### Given data
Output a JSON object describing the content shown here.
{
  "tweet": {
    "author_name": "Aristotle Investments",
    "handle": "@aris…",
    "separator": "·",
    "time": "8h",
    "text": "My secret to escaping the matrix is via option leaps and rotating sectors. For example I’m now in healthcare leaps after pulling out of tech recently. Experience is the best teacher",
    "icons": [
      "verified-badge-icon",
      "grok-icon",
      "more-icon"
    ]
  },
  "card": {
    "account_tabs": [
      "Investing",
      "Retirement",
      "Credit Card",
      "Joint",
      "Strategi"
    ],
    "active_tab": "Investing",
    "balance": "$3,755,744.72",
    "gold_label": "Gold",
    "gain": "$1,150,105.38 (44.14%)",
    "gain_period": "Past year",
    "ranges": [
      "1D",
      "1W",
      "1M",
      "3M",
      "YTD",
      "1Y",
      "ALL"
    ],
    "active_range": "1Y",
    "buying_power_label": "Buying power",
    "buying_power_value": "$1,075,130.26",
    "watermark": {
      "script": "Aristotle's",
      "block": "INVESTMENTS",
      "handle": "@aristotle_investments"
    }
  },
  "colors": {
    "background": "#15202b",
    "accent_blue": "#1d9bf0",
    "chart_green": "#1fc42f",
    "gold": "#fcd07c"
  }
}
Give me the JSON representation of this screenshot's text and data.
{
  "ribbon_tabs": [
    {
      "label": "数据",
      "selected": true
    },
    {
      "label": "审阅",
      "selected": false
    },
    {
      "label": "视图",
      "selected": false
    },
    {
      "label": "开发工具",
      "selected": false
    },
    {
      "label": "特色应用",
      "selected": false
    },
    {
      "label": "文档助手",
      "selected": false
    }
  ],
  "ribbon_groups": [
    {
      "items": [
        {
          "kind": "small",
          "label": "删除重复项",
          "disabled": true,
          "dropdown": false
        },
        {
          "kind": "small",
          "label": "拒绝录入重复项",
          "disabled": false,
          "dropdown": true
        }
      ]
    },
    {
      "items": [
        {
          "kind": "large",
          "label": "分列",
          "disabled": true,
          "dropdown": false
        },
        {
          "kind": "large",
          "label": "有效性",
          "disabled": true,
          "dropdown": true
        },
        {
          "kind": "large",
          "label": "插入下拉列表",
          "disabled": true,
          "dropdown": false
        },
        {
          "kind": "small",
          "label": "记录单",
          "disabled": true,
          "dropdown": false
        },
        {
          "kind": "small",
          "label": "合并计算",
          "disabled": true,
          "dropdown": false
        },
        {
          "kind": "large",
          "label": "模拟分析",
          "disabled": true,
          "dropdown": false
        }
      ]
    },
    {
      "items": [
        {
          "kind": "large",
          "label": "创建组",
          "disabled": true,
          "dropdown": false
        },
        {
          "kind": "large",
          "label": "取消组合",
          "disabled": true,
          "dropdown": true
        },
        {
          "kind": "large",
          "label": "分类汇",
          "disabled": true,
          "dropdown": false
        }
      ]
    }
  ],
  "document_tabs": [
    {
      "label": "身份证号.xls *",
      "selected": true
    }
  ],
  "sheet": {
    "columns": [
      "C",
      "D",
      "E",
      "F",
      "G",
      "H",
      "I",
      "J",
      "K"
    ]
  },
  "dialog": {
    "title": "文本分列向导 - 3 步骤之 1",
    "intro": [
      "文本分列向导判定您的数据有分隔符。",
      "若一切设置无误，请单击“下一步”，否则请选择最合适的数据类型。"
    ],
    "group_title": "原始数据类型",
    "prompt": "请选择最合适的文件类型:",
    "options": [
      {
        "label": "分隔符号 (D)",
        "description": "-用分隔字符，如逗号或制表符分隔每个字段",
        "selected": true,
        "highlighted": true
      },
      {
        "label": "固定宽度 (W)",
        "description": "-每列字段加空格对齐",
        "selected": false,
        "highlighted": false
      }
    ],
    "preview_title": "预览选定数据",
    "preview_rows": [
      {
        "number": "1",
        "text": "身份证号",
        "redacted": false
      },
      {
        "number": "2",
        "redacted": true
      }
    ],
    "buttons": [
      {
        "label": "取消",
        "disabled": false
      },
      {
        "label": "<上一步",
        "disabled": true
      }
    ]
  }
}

### Task to complete
Restate every record exactly, leaving nothing out.

### Full response
Output a JSON object describing the content shown here.
{
  "tweet": {
    "author_name": "Aristotle Investments",
    "handle": "@aris…",
    "separator": "·",
    "time": "8h",
    "text": "My secret to escaping the matrix is via option leaps and rotating sectors. For example I’m now in healthcare leaps after pulling out of tech recently. Experience is the best teacher",
    "icons": [
      "verified-badge-icon",
      "grok-icon",
      "more-icon"
    ]
  },
  "card": {
    "account_tabs": [
      "Investing",
      "Retirement",
      "Credit Card",
      "Joint",
      "Strategi"
    ],
    "active_tab": "Investing",
    "balance": "$3,755,744.72",
    "gold_label": "Gold",
    "gain": "$1,150,105.38 (44.14%)",
    "gain_period": "Past year",
    "ranges": [
      "1D",
      "1W",
      "1M",
      "3M",
      "YTD",
      "1Y",
      "ALL"
    ],
    "active_range": "1Y",
    "buying_power_label": "Buying power",
    "buying_power_value": "$1,075,130.26",
    "watermark": {
      "script": "Aristotle's",
      "block": "INVESTMENTS",
      "handle": "@aristotle_investments"
    }
  },
  "colors": {
    "background": "#15202b",
    "accent_blue": "#1d9bf0",
    "chart_green": "#1fc42f",
    "gold": "#fcd07c"
  }
}
Give me the JSON representation of this screenshot's text and data.
{
  "ribbon_tabs": [
    {
      "label": "数据",
      "selected": true
    },
    {
      "label": "审阅",
      "selected": false
    },
    {
      "label": "视图",
      "selected": false
    },
    {
      "label": "开发工具",
      "selected": false
    },
    {
      "label": "特色应用",
      "selected": false
    },
    {
      "label": "文档助手",
      "selected": false
    }
  ],
  "ribbon_groups": [
    {
      "items": [
        {
          "kind": "small",
          "label": "删除重复项",
          "disabled": true,
          "dropdown": false
        },
        {
          "kind": "small",
          "label": "拒绝录入重复项",
          "disabled": false,
          "dropdown": true
        }
      ]
    },
    {
      "items": [
        {
          "kind": "large",
          "label": "分列",
          "disabled": true,
          "dropdown": false
        },
        {
          "kind": "large",
          "label": "有效性",
          "disabled": true,
          "dropdown": true
        },
        {
          "kind": "large",
          "label": "插入下拉列表",
          "disabled": true,
          "dropdown": false
        },
        {
          "kind": "small",
          "label": "记录单",
          "disabled": true,
          "dropdown": false
        },
        {
          "kind": "small",
          "label": "合并计算",
          "disabled": true,
          "dropdown": false
        },
        {
          "kind": "large",
          "label": "模拟分析",
          "disabled": true,
          "dropdown": false
        }
      ]
    },
    {
      "items": [
        {
          "kind": "large",
          "label": "创建组",
          "disabled": true,
          "dropdown": false
        },
        {
          "kind": "large",
          "label": "取消组合",
          "disabled": true,
          "dropdown": true
        },
        {
          "kind": "large",
          "label": "分类汇",
          "disabled": true,
          "dropdown": false
        }
      ]
    }
  ],
  "document_tabs": [
    {
      "label": "身份证号.xls *",
      "selected": true
    }
  ],
  "sheet": {
    "columns": [
      "C",
      "D",
      "E",
      "F",
      "G",
      "H",
      "I",
      "J",
      "K"
    ]
  },
  "dialog": {
    "title": "文本分列向导 - 3 步骤之 1",
    "intro": [
      "文本分列向导判定您的数据有分隔符。",
      "若一切设置无误，请单击“下一步”，否则请选择最合适的数据类型。"
    ],
    "group_title": "原始数据类型",
    "prompt": "请选择最合适的文件类型:",
    "options": [
      {
        "label": "分隔符号 (D)",
        "description": "-用分隔字符，如逗号或制表符分隔每个字段",
        "selected": true,
        "highlighted": true
      },
      {
        "label": "固定宽度 (W)",
        "description": "-每列字段加空格对齐",
        "selected": false,
        "highlighted": false
      }
    ],
    "preview_title": "预览选定数据",
    "preview_rows": [
      {
        "number": "1",
        "text": "身份证号",
        "redacted": false
      },
      {
        "number": "2",
        "redacted": true
      }
    ],
    "buttons": [
      {
        "label": "取消",
        "disabled": false
      },
      {
        "label": "<上一步",
        "disabled": true
      }
    ]
  }
}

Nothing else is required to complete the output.